**Exercise details:** Find the word "Molly" in the data. Return every line where it appears.

**Task inputs:**
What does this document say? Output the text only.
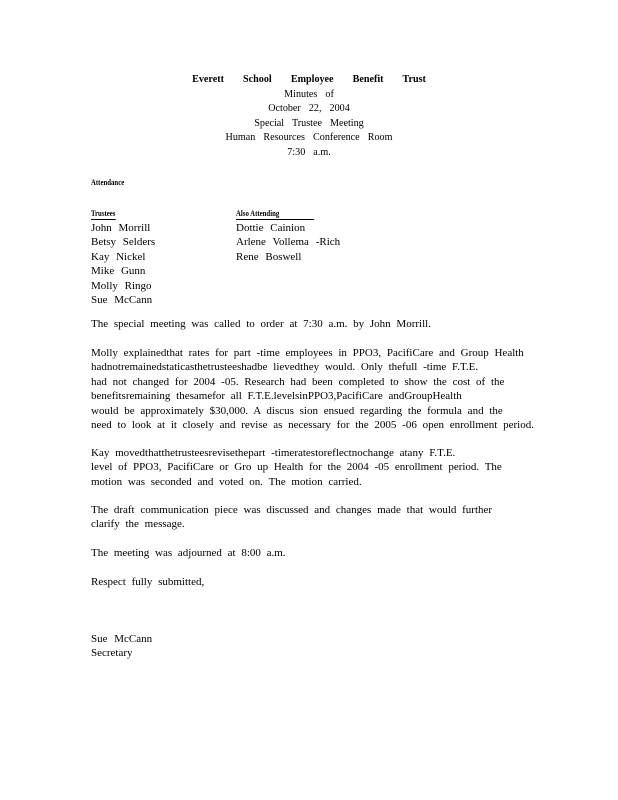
Everett School Employee Benefit Trust
Minutes of
October 22, 2004
Special Trustee Meeting
Human Resources Conference Room
7:30 a.m.
Attendance
Trustees
John Morrill
Betsy Selders
Kay Nickel
Mike Gunn
Molly Ringo
Sue McCann
Also Attending
Dottie Cainion
Arlene Vollema -Rich
Rene Boswell
The special meeting was called to order at 7:30 a.m. by John Morrill.
Molly explainedthat rates for part -time employees in PPO3, PacifiCare and Group Health
hadnotremainedstaticasthetrusteeshadbe lievedthey would. Only thefull -time F.T.E.
had not changed for 2004 -05. Research had been completed to show the cost of the
benefitsremaining thesamefor all F.T.E.levelsinPPO3,PacifiCare andGroupHealth
would be approximately $30,000. A discus sion ensued regarding the formula and the
need to look at it closely and revise as necessary for the 2005 -06 open enrollment period.
Kay movedthatthetrusteesrevisethepart -timeratestoreflectnochange atany F.T.E.
level of PPO3, PacifiCare or Gro up Health for the 2004 -05 enrollment period. The
motion was seconded and voted on. The motion carried.
The draft communication piece was discussed and changes made that would further
clarify the message.
The meeting was adjourned at 8:00 a.m.
Respect fully submitted,
Sue McCann
Secretary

**Response below:**
Molly Ringo
Molly explainedthat rates for part -time employees in PPO3, PacifiCare and Group Health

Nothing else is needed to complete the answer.